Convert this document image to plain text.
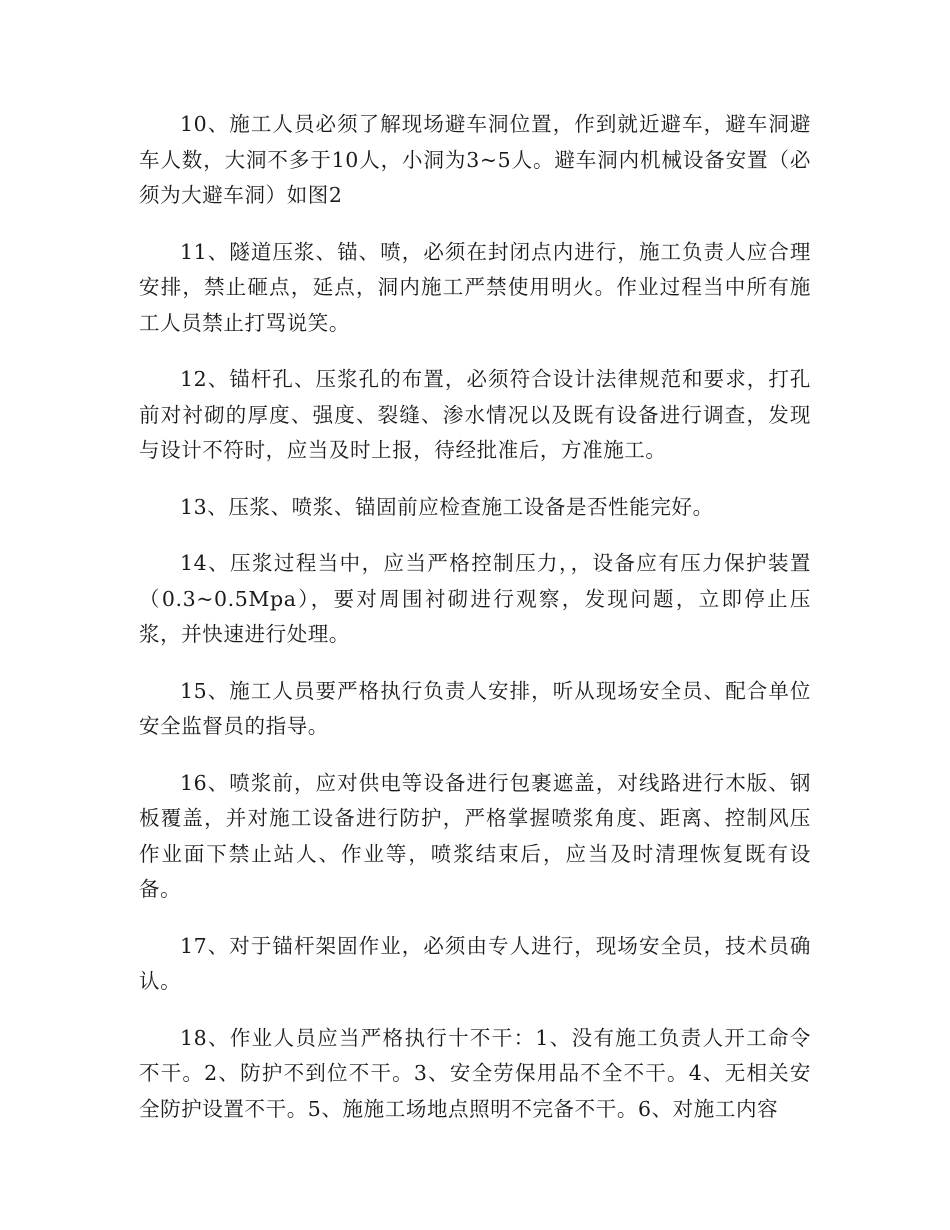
10、施工人员必须了解现场避车洞位置，作到就近避车，避车洞避车人数，大洞不多于10人，小洞为3~5人。避车洞内机械设备安置（必须为大避车洞）如图2

11、隧道压浆、锚、喷，必须在封闭点内进行，施工负责人应合理安排，禁止砸点，延点，洞内施工严禁使用明火。作业过程当中所有施工人员禁止打骂说笑。

12、锚杆孔、压浆孔的布置，必须符合设计法律规范和要求，打孔前对衬砌的厚度、强度、裂缝、渗水情况以及既有设备进行调查，发现与设计不符时，应当及时上报，待经批准后，方准施工。

13、压浆、喷浆、锚固前应检查施工设备是否性能完好。

14、压浆过程当中，应当严格控制压力，，设备应有压力保护装置（0.3~0.5Mpa），要对周围衬砌进行观察，发现问题，立即停止压浆，并快速进行处理。

15、施工人员要严格执行负责人安排，听从现场安全员、配合单位安全监督员的指导。

16、喷浆前，应对供电等设备进行包裹遮盖，对线路进行木版、钢板覆盖，并对施工设备进行防护，严格掌握喷浆角度、距离、控制风压作业面下禁止站人、作业等，喷浆结束后，应当及时清理恢复既有设备。

17、对于锚杆架固作业，必须由专人进行，现场安全员，技术员确认。

18、作业人员应当严格执行十不干：1、没有施工负责人开工命令不干。2、防护不到位不干。3、安全劳保用品不全不干。4、无相关安全防护设置不干。5、施施工场地点照明不完备不干。6、对施工内容
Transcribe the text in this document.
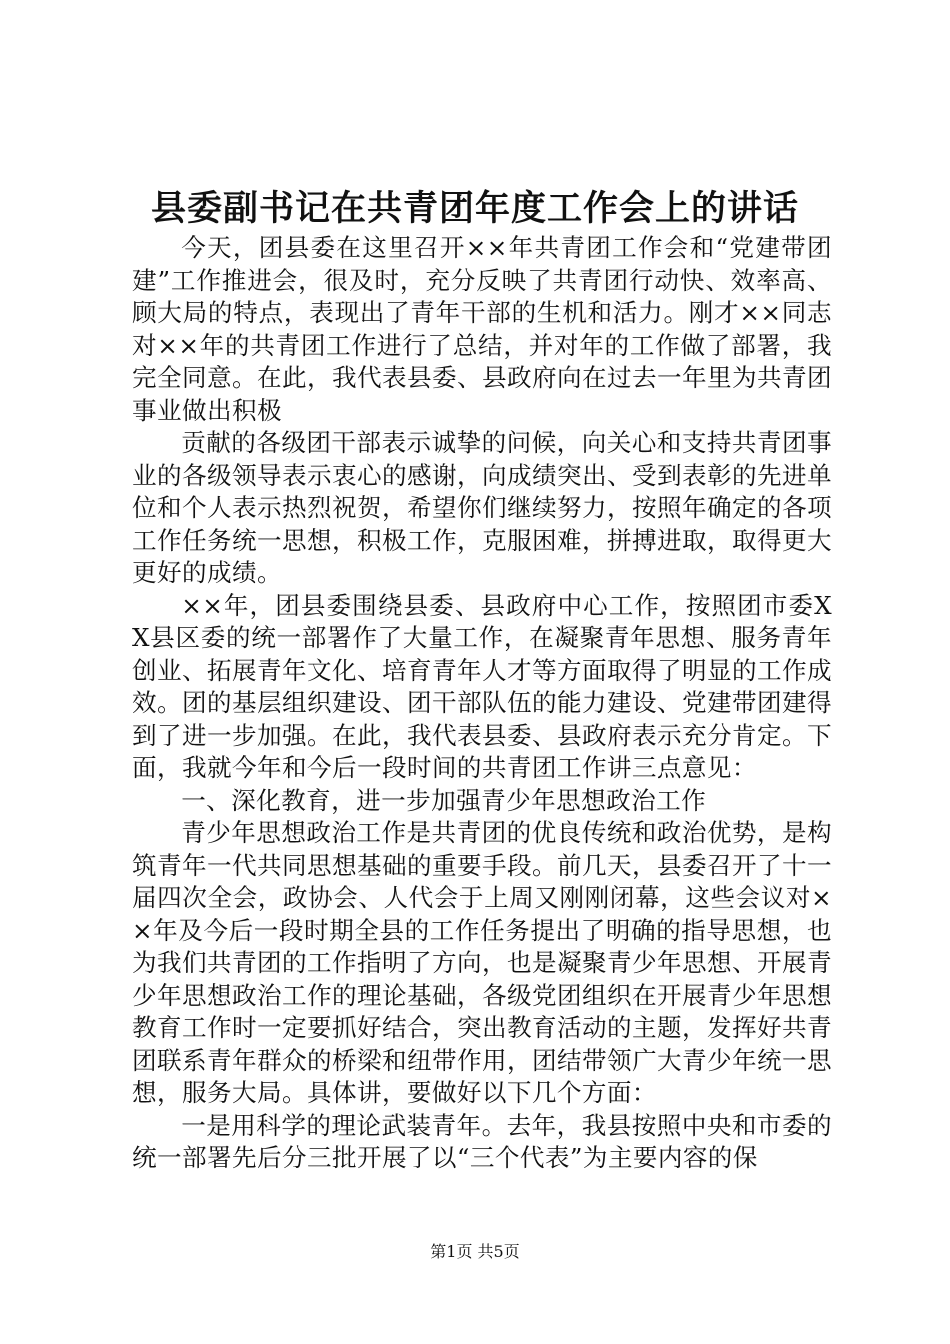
县委副书记在共青团年度工作会上的讲话

今天，团县委在这里召开××年共青团工作会和“党建带团建”工作推进会，很及时，充分反映了共青团行动快、效率高、顾大局的特点，表现出了青年干部的生机和活力。刚才××同志对××年的共青团工作进行了总结，并对年的工作做了部署，我完全同意。在此，我代表县委、县政府向在过去一年里为共青团事业做出积极

贡献的各级团干部表示诚挚的问候，向关心和支持共青团事业的各级领导表示衷心的感谢，向成绩突出、受到表彰的先进单位和个人表示热烈祝贺，希望你们继续努力，按照年确定的各项工作任务统一思想，积极工作，克服困难，拼搏进取，取得更大更好的成绩。

××年，团县委围绕县委、县政府中心工作，按照团市委XX县区委的统一部署作了大量工作，在凝聚青年思想、服务青年创业、拓展青年文化、培育青年人才等方面取得了明显的工作成效。团的基层组织建设、团干部队伍的能力建设、党建带团建得到了进一步加强。在此，我代表县委、县政府表示充分肯定。下面，我就今年和今后一段时间的共青团工作讲三点意见：

一、深化教育，进一步加强青少年思想政治工作

青少年思想政治工作是共青团的优良传统和政治优势，是构筑青年一代共同思想基础的重要手段。前几天，县委召开了十一届四次全会，政协会、人代会于上周又刚刚闭幕，这些会议对××年及今后一段时期全县的工作任务提出了明确的指导思想，也为我们共青团的工作指明了方向，也是凝聚青少年思想、开展青少年思想政治工作的理论基础，各级党团组织在开展青少年思想教育工作时一定要抓好结合，突出教育活动的主题，发挥好共青团联系青年群众的桥梁和纽带作用，团结带领广大青少年统一思想，服务大局。具体讲，要做好以下几个方面：

一是用科学的理论武装青年。去年，我县按照中央和市委的统一部署先后分三批开展了以“三个代表”为主要内容的保

第1页 共5页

_ _ _ _ _

TASK –
Give an exact copy of the material, leaving out every picture.

ANSWER TO THIS EXERCISE –
Convert this document image to plain text.
10、施工人员必须了解现场避车洞位置，作到就近避车，避车洞避车人数，大洞不多于10人，小洞为3~5人。避车洞内机械设备安置（必须为大避车洞）如图2

11、隧道压浆、锚、喷，必须在封闭点内进行，施工负责人应合理安排，禁止砸点，延点，洞内施工严禁使用明火。作业过程当中所有施工人员禁止打骂说笑。

12、锚杆孔、压浆孔的布置，必须符合设计法律规范和要求，打孔前对衬砌的厚度、强度、裂缝、渗水情况以及既有设备进行调查，发现与设计不符时，应当及时上报，待经批准后，方准施工。

13、压浆、喷浆、锚固前应检查施工设备是否性能完好。

14、压浆过程当中，应当严格控制压力，，设备应有压力保护装置（0.3~0.5Mpa），要对周围衬砌进行观察，发现问题，立即停止压浆，并快速进行处理。

15、施工人员要严格执行负责人安排，听从现场安全员、配合单位安全监督员的指导。

16、喷浆前，应对供电等设备进行包裹遮盖，对线路进行木版、钢板覆盖，并对施工设备进行防护，严格掌握喷浆角度、距离、控制风压作业面下禁止站人、作业等，喷浆结束后，应当及时清理恢复既有设备。

17、对于锚杆架固作业，必须由专人进行，现场安全员，技术员确认。

18、作业人员应当严格执行十不干：1、没有施工负责人开工命令不干。2、防护不到位不干。3、安全劳保用品不全不干。4、无相关安全防护设置不干。5、施施工场地点照明不完备不干。6、对施工内容
Transcribe the text in this document.
县委副书记在共青团年度工作会上的讲话

今天，团县委在这里召开××年共青团工作会和“党建带团建”工作推进会，很及时，充分反映了共青团行动快、效率高、顾大局的特点，表现出了青年干部的生机和活力。刚才××同志对××年的共青团工作进行了总结，并对年的工作做了部署，我完全同意。在此，我代表县委、县政府向在过去一年里为共青团事业做出积极

贡献的各级团干部表示诚挚的问候，向关心和支持共青团事业的各级领导表示衷心的感谢，向成绩突出、受到表彰的先进单位和个人表示热烈祝贺，希望你们继续努力，按照年确定的各项工作任务统一思想，积极工作，克服困难，拼搏进取，取得更大更好的成绩。

××年，团县委围绕县委、县政府中心工作，按照团市委XX县区委的统一部署作了大量工作，在凝聚青年思想、服务青年创业、拓展青年文化、培育青年人才等方面取得了明显的工作成效。团的基层组织建设、团干部队伍的能力建设、党建带团建得到了进一步加强。在此，我代表县委、县政府表示充分肯定。下面，我就今年和今后一段时间的共青团工作讲三点意见：

一、深化教育，进一步加强青少年思想政治工作

青少年思想政治工作是共青团的优良传统和政治优势，是构筑青年一代共同思想基础的重要手段。前几天，县委召开了十一届四次全会，政协会、人代会于上周又刚刚闭幕，这些会议对××年及今后一段时期全县的工作任务提出了明确的指导思想，也为我们共青团的工作指明了方向，也是凝聚青少年思想、开展青少年思想政治工作的理论基础，各级党团组织在开展青少年思想教育工作时一定要抓好结合，突出教育活动的主题，发挥好共青团联系青年群众的桥梁和纽带作用，团结带领广大青少年统一思想，服务大局。具体讲，要做好以下几个方面：

一是用科学的理论武装青年。去年，我县按照中央和市委的统一部署先后分三批开展了以“三个代表”为主要内容的保

第1页 共5页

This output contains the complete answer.